In another respect Ireland enjoys a freedom not vouchsafed to the nations of the sister isle. In the dim and distant days before the War, Mr. Lloyd George was engaged in a campaign of what his friends called Social Reform, and his victims Rank Piracy. One of his most unpopular flights of legislation was the Land Valuation Act, and another was his National Insurance scheme. Neither of these acts has ever been visited upon Ireland, for the simple reason that the Irish people refused to entertain them at any price; so the oppressed English, as usual, gave way, and paid the piper alone. Again, last year, when the Military Service Act, imposing conscription upon every able-bodied man between nineteen and forty-one, became law, Ireland was once more exempted. To the black shame and grief of every true Irishman, Ireland to-day stands officially aloof and alone in the struggle for liberty and humanity. The thousands of her gallant sons who are fighting in the trenches alongside their English and Scottish and Ulster comrades find difficulty in filling up the gaps in their ranks, because certain of their brothers prefer to stay at home—to make political bargains, or to engage in the profitable task of supplying the demands of depleted Great Britain for ablebodied labour.
So much, then, for the little flaws underlying the responsible Nationalist's earnest appeal. But a greater shock to the sentimental supporter of Home Rule, as such, comes when he is confronted with this same modest proposal translated into the actual terms of an Act of Parliament. The Home Rule Act, the storm-centre of the summer of 1914—so severe was the storm that it quite dispelled the fears of Germany lest Great Britain should step in and interfere with the great coup planned for August—contained the following provisions; and these provisions were the irreducible minimum which the Nationalist Party (who held the balance of power in the House) were prepared to accept:
(1) A Parliament to be established in Dublin.

- **Dataset excerpts**

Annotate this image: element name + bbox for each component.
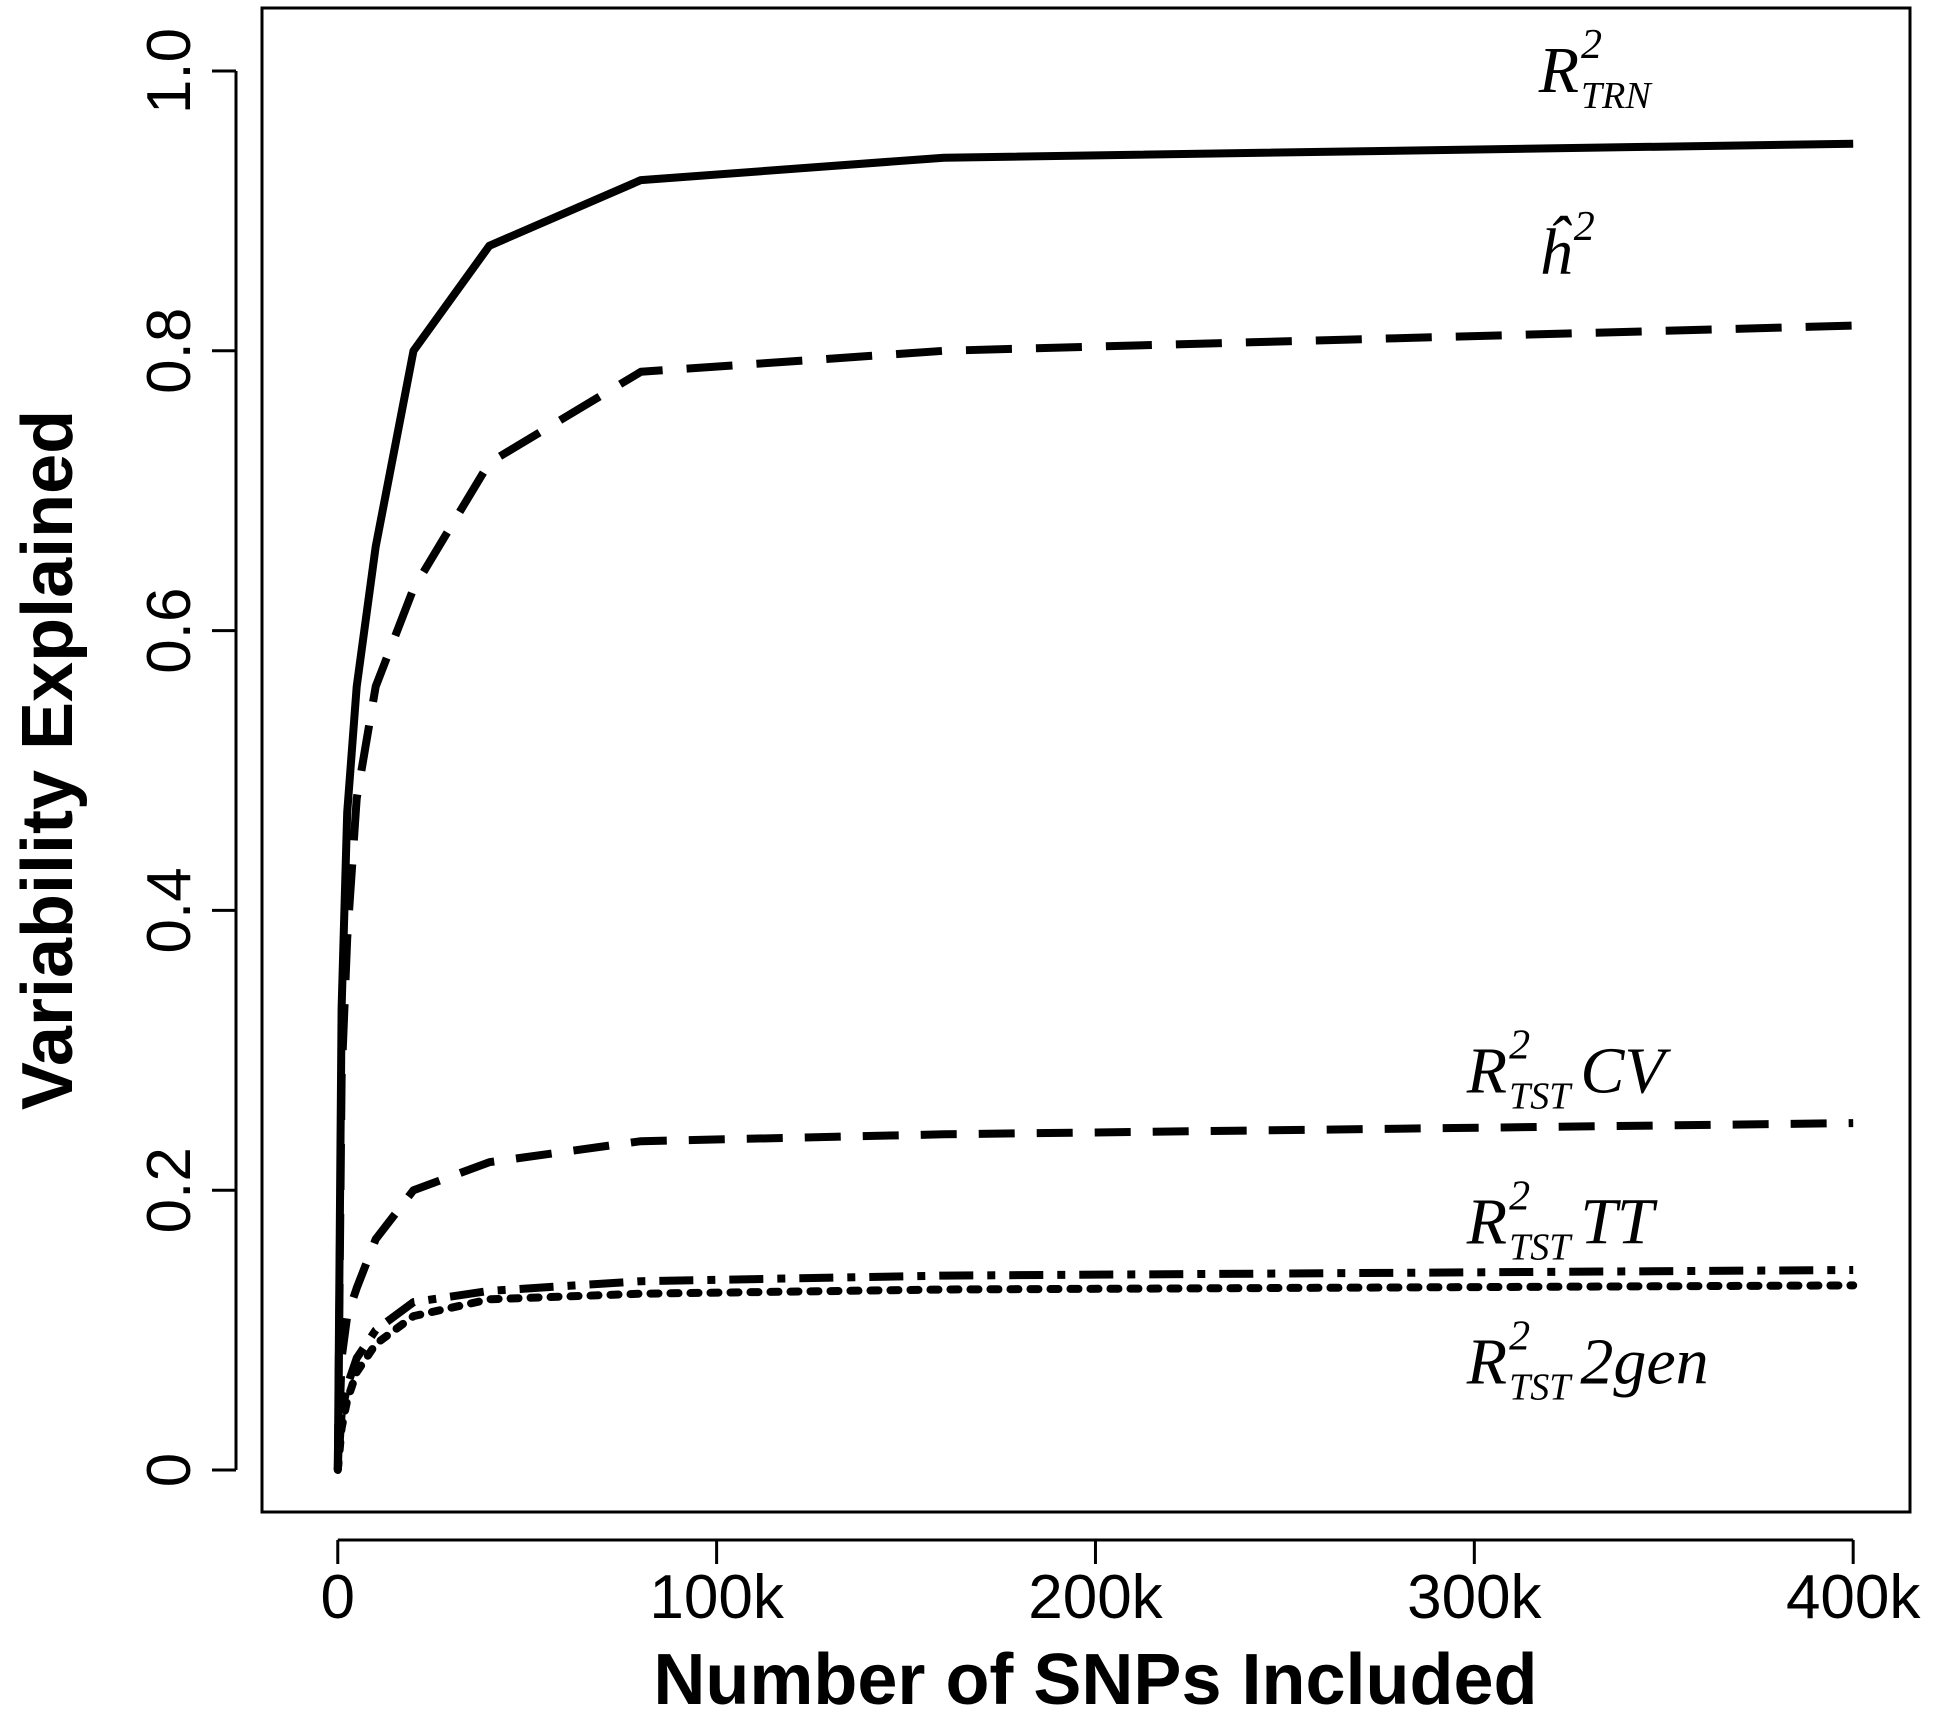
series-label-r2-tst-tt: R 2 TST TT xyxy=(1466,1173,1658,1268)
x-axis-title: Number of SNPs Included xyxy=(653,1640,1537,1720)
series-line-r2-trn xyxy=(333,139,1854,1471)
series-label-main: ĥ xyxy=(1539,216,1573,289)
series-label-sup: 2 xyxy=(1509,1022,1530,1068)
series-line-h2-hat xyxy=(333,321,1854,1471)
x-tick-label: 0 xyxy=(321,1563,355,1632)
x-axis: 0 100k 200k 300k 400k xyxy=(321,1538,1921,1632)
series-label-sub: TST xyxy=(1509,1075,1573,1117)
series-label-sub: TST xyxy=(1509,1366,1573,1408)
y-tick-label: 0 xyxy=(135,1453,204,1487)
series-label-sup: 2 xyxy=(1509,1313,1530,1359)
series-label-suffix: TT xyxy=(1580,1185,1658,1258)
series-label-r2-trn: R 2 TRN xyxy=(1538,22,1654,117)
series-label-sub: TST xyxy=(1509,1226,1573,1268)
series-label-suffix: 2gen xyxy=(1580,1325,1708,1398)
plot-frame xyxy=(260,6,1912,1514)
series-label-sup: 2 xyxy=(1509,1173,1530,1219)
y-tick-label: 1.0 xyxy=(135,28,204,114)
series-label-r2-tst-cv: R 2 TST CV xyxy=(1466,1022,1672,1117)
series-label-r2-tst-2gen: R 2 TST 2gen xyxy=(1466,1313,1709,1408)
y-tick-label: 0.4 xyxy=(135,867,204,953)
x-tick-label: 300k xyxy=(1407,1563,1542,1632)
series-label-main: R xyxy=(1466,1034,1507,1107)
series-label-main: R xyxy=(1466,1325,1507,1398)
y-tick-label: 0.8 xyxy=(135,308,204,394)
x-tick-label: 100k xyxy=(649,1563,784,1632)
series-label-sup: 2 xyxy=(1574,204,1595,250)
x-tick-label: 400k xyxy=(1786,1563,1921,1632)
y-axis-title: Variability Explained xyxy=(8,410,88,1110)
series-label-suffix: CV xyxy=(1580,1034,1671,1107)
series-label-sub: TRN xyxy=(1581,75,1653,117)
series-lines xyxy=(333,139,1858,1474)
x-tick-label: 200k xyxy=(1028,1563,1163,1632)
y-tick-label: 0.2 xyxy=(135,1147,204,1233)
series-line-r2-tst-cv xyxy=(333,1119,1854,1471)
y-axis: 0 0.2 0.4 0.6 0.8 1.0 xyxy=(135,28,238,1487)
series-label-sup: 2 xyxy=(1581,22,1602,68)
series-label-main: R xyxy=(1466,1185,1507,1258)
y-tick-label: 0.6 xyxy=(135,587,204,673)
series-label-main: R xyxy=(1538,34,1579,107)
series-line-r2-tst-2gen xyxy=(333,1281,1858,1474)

* * *

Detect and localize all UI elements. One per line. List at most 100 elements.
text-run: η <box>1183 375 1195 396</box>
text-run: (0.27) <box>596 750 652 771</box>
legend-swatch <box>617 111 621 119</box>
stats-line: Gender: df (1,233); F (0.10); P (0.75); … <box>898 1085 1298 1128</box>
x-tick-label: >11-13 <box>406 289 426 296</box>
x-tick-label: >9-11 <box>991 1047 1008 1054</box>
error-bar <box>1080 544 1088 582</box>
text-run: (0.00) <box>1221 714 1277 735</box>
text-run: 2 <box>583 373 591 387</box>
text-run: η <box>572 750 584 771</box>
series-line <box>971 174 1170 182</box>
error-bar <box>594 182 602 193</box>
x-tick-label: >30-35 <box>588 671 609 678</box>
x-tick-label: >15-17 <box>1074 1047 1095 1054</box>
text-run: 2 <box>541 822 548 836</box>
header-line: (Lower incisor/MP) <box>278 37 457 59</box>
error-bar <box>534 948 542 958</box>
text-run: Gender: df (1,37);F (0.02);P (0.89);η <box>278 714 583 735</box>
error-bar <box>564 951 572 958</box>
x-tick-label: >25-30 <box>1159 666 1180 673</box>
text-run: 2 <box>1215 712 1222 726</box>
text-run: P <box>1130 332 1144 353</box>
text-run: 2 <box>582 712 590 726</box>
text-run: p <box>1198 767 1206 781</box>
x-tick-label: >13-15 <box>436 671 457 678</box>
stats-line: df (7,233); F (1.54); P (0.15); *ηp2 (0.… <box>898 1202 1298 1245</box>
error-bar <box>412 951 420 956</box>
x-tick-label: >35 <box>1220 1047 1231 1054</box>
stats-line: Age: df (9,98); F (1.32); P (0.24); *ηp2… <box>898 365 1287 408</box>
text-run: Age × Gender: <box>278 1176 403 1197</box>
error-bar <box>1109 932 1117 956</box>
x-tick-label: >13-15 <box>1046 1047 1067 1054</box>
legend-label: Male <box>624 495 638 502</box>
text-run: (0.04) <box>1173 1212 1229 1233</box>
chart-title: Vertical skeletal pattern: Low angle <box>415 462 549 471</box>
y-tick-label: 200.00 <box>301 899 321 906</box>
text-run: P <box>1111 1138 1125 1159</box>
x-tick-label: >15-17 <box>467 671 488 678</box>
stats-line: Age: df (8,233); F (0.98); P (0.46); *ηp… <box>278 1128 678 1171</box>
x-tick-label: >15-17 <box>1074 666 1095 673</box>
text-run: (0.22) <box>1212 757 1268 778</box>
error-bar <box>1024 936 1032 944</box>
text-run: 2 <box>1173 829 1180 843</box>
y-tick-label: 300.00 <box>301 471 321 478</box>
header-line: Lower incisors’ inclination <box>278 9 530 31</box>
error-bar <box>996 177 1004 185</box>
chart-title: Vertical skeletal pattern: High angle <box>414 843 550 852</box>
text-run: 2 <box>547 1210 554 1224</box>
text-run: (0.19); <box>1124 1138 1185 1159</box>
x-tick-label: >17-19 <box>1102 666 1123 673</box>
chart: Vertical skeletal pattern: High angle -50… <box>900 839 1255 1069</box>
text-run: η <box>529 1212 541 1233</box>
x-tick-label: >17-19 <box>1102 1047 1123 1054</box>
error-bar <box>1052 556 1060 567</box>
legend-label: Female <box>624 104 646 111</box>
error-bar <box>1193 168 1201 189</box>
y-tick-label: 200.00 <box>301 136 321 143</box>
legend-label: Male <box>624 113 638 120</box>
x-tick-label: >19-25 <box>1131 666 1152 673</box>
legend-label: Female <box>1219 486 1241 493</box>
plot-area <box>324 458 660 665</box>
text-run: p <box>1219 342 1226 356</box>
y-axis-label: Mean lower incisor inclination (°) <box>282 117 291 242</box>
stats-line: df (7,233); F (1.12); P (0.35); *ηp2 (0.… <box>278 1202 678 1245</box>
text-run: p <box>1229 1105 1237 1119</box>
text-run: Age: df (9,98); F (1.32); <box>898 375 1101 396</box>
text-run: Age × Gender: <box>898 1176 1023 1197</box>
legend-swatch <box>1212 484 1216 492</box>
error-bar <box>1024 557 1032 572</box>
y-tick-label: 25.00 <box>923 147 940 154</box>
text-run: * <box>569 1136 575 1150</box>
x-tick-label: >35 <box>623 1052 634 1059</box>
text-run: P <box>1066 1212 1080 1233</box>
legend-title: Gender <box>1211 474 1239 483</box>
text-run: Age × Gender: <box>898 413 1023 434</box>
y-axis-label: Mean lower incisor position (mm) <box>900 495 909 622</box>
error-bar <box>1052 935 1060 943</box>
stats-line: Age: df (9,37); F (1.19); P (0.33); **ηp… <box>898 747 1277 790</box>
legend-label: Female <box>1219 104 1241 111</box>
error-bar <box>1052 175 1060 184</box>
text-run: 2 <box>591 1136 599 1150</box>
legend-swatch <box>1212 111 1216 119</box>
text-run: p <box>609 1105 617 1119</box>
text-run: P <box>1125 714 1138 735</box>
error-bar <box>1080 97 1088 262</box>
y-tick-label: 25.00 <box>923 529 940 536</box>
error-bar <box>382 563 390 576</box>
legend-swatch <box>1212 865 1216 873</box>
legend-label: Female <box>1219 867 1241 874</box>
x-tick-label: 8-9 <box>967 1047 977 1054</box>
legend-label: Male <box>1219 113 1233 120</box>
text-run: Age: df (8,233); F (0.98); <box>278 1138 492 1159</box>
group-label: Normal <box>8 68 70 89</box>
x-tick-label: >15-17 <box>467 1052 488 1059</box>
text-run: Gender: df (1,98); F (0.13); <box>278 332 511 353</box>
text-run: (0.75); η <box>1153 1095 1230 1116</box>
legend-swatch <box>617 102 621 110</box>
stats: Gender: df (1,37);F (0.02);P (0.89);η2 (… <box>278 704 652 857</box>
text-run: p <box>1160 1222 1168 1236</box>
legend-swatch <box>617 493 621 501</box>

- **Problems to work on**
A. According to the Home Rule passage, which men did the Military Service Act make subject to conscription?
B. From the Home Rule passage, set down everything from "So much, then, for" down to "established in Dublin.".
The rows above have no connection to the Home Rule passage.

- **Expected results**
A. Every able-bodied man between nineteen and forty-one.

B.
So much, then, for the little flaws underlying the responsible Nationalist's earnest appeal. But a greater shock to the sentimental supporter of Home Rule, as such, comes when he is confronted with this same modest proposal translated into the actual terms of an Act of Parliament. The Home Rule Act, the storm-centre of the summer of 1914—so severe was the storm that it quite dispelled the fears of Germany lest Great Britain should step in and interfere with the great coup planned for August—contained the following provisions; and these provisions were the irreducible minimum which the Nationalist Party (who held the balance of power in the House) were prepared to accept:
(1) A Parliament to be established in Dublin.